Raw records
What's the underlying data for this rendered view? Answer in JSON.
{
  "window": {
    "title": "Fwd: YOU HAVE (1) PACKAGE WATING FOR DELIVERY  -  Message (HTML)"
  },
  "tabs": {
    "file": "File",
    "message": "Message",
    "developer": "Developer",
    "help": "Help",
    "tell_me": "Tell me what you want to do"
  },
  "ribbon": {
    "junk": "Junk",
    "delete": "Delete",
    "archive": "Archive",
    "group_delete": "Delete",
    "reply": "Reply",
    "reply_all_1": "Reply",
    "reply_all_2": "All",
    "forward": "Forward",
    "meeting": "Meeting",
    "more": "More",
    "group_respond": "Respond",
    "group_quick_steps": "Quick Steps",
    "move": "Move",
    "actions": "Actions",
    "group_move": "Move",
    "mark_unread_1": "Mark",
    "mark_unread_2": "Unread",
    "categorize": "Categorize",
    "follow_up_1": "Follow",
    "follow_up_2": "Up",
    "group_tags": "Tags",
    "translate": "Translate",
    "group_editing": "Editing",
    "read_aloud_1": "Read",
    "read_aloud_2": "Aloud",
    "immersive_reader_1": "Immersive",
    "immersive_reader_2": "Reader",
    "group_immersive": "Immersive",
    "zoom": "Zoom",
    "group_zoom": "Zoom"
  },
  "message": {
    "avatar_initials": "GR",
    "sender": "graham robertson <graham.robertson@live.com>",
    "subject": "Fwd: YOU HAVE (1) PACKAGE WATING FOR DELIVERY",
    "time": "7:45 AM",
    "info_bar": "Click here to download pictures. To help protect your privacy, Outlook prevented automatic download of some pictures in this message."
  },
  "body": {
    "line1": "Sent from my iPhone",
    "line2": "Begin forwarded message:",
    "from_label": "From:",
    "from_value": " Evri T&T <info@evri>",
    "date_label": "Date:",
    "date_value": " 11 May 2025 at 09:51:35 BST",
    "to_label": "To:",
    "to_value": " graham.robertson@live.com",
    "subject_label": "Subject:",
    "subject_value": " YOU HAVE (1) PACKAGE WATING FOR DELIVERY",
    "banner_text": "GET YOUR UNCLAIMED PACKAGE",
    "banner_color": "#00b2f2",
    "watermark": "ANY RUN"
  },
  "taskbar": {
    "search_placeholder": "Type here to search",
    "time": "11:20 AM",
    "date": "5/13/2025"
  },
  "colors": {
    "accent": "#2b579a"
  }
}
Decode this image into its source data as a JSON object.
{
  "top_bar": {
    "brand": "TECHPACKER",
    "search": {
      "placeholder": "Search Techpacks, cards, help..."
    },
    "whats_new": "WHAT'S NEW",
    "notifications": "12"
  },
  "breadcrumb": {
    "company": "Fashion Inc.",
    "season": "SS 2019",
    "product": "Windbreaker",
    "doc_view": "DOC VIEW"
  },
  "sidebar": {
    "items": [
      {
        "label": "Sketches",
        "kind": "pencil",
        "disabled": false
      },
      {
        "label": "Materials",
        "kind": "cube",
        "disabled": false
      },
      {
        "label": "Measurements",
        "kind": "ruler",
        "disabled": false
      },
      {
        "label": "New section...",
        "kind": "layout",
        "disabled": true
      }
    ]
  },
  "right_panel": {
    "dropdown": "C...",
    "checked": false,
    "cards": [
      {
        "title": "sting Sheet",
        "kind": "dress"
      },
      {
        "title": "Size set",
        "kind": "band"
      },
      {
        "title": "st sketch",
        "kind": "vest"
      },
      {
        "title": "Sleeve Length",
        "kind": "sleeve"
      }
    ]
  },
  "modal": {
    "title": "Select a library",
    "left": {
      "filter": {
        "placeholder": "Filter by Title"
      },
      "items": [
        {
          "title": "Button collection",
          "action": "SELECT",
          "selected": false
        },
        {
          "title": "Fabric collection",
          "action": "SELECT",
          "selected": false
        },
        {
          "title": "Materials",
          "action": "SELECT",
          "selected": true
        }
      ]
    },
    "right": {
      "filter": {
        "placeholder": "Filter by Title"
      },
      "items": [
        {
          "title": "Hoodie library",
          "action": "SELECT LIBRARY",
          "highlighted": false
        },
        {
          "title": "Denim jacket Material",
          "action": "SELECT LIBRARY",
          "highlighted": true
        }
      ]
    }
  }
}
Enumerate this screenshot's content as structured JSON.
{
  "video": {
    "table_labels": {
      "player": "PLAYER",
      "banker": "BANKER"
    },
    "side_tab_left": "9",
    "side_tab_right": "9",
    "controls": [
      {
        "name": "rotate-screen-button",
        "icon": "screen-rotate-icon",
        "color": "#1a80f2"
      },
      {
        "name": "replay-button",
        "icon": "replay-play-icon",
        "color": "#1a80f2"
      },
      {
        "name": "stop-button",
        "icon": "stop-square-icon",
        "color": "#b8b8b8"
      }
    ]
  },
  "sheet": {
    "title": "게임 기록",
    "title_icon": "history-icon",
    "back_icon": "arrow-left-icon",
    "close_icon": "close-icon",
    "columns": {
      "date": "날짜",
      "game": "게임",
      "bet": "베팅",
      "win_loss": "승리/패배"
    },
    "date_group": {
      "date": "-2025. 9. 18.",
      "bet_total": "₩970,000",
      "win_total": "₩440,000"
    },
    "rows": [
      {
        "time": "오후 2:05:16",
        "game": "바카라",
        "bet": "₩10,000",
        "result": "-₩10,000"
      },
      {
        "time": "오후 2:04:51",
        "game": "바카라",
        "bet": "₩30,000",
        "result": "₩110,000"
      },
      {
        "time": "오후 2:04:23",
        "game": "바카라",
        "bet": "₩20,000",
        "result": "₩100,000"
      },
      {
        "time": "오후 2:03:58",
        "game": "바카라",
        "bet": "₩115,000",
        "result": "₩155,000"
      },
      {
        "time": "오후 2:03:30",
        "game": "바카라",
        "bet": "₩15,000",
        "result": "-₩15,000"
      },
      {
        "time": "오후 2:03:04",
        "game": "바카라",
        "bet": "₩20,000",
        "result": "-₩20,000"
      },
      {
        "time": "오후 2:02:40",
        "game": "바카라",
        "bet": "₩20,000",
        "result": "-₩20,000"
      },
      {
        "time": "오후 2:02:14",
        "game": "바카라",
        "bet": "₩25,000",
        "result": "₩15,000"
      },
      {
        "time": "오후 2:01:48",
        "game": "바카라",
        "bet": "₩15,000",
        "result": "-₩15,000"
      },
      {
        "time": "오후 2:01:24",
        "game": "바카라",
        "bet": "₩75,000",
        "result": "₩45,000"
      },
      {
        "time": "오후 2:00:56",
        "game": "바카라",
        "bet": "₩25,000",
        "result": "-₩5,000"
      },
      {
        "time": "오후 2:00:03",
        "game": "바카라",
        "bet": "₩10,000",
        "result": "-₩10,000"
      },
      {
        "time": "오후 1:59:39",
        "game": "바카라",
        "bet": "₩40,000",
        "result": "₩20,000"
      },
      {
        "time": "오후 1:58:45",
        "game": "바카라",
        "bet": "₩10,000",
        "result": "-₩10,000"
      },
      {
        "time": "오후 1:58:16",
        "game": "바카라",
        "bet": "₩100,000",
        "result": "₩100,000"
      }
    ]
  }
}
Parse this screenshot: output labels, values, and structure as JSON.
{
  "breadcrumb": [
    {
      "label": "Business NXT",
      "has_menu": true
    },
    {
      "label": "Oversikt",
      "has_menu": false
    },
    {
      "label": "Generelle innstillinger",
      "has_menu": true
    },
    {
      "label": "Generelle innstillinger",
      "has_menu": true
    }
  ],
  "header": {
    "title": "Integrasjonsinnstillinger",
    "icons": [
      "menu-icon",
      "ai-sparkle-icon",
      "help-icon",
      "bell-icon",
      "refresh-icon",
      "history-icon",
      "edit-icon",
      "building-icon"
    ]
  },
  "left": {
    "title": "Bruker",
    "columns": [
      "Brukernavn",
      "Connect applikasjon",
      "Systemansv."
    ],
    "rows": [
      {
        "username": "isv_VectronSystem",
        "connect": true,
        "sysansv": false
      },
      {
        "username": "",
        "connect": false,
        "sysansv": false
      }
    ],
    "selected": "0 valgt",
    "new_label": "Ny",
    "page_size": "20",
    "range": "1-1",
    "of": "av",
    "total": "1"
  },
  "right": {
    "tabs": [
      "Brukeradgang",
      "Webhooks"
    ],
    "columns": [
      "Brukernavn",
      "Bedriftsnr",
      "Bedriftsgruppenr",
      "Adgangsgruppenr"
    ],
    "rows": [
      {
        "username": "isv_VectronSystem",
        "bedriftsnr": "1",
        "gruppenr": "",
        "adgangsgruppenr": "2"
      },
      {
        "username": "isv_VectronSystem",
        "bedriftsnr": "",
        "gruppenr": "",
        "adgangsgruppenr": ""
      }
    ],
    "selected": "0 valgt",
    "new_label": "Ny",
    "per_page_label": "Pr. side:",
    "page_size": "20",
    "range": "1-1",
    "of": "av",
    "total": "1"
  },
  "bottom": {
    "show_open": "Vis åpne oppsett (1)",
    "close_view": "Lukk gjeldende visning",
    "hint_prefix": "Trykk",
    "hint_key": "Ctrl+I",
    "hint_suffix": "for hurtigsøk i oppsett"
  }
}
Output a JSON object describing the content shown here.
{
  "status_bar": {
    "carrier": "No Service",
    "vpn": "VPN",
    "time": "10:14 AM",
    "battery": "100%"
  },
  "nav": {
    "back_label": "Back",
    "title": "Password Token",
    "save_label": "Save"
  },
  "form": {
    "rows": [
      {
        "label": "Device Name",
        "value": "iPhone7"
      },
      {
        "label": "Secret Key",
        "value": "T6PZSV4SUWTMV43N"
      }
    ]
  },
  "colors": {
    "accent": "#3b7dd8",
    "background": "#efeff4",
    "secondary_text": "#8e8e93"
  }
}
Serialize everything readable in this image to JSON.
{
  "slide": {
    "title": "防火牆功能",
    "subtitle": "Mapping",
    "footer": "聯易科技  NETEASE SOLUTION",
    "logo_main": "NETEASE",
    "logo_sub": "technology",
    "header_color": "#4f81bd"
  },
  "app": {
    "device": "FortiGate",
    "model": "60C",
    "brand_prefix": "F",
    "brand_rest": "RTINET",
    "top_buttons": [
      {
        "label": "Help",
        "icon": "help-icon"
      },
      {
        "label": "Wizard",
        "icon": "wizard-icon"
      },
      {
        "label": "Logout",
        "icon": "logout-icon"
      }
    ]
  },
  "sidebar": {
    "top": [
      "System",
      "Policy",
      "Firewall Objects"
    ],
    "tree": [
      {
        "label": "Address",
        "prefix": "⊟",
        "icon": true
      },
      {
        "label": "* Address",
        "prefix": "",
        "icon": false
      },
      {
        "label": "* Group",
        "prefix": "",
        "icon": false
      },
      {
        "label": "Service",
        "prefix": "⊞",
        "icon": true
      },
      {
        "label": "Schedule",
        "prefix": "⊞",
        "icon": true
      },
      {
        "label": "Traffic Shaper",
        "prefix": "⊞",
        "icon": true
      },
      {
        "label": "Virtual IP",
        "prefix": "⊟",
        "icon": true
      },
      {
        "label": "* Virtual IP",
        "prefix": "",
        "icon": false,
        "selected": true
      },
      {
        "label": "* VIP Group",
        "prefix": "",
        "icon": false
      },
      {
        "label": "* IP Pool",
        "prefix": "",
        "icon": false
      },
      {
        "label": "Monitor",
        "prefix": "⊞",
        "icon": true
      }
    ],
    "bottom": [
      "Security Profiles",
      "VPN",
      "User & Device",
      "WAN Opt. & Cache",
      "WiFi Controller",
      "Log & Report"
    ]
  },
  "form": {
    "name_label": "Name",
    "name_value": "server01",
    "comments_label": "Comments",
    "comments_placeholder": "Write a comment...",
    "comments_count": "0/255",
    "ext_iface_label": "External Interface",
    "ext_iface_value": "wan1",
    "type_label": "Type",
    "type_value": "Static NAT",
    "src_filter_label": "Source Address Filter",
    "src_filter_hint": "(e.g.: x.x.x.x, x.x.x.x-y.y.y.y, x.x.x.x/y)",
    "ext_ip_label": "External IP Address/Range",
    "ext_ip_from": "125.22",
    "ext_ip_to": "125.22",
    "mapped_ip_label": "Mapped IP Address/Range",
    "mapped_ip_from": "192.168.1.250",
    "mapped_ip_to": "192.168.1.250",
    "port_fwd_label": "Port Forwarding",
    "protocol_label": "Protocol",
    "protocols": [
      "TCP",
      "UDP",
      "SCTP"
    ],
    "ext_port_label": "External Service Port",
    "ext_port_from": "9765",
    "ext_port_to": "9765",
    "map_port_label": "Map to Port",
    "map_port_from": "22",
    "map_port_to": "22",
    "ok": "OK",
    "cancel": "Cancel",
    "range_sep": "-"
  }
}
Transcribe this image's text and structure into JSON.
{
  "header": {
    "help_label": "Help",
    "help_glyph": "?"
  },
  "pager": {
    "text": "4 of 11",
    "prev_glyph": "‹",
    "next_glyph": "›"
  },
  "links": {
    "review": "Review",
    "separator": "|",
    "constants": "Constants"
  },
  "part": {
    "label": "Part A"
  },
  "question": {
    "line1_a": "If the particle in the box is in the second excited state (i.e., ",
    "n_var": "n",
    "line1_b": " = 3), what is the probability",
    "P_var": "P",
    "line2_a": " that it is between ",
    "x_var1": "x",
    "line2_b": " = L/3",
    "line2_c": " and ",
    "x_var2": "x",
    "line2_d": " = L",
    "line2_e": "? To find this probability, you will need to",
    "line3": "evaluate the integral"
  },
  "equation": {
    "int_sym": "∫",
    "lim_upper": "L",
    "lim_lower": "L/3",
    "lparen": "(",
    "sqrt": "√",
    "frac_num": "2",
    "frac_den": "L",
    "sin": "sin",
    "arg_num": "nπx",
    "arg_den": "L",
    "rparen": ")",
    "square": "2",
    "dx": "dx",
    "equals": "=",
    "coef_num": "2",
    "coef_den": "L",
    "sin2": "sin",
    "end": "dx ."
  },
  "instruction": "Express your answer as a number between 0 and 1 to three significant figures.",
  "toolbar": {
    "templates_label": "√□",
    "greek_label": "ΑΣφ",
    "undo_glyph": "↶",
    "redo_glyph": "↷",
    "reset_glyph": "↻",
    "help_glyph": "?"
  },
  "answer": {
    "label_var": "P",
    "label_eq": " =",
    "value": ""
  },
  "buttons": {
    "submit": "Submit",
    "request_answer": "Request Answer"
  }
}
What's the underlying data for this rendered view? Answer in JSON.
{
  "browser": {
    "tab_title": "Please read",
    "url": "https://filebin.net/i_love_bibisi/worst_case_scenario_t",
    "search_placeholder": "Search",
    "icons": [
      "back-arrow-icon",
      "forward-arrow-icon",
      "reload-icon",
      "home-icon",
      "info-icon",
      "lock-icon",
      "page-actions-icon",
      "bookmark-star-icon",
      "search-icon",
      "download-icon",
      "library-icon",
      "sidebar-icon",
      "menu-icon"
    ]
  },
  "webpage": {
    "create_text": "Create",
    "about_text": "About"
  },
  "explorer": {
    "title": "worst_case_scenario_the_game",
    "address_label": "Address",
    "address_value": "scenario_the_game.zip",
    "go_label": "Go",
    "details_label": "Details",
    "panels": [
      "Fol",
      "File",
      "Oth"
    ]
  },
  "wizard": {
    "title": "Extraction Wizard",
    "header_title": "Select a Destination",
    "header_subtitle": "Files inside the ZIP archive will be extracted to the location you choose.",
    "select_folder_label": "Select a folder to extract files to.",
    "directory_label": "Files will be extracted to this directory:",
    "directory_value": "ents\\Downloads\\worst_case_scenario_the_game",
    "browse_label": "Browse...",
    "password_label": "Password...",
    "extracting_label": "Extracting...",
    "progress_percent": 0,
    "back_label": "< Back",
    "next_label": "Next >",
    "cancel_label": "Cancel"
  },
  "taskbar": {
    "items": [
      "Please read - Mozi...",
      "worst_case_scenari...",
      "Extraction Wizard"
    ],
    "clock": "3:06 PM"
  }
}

REQUIRED TASK
Using the listing, copy every line where the word "Password" shows up.

FULL ANSWER
    "title": "Password Token",
    "password_label": "Password...",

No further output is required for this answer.